-- begin Records for the exercise --

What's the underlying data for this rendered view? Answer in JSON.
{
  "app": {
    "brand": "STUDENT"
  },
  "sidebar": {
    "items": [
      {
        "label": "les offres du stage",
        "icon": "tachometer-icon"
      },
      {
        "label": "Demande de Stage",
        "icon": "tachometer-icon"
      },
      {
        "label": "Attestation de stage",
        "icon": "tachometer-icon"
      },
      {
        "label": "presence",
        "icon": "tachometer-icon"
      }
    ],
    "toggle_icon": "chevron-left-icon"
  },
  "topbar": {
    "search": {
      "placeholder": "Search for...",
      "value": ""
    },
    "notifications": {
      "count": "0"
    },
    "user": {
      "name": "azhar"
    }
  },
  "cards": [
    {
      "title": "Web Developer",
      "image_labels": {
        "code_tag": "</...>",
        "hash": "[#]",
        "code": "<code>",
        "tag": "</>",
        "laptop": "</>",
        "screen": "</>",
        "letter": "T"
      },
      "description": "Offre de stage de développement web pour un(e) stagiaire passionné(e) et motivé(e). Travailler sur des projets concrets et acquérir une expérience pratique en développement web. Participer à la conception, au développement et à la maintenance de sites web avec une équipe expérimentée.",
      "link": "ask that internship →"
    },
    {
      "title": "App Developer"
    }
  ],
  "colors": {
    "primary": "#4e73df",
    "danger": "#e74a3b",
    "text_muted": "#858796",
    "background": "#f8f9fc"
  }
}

-- end Records for the exercise --

* Directions for this task
On how many lines does the word "title" appear? Answer with only the number.

* Result
2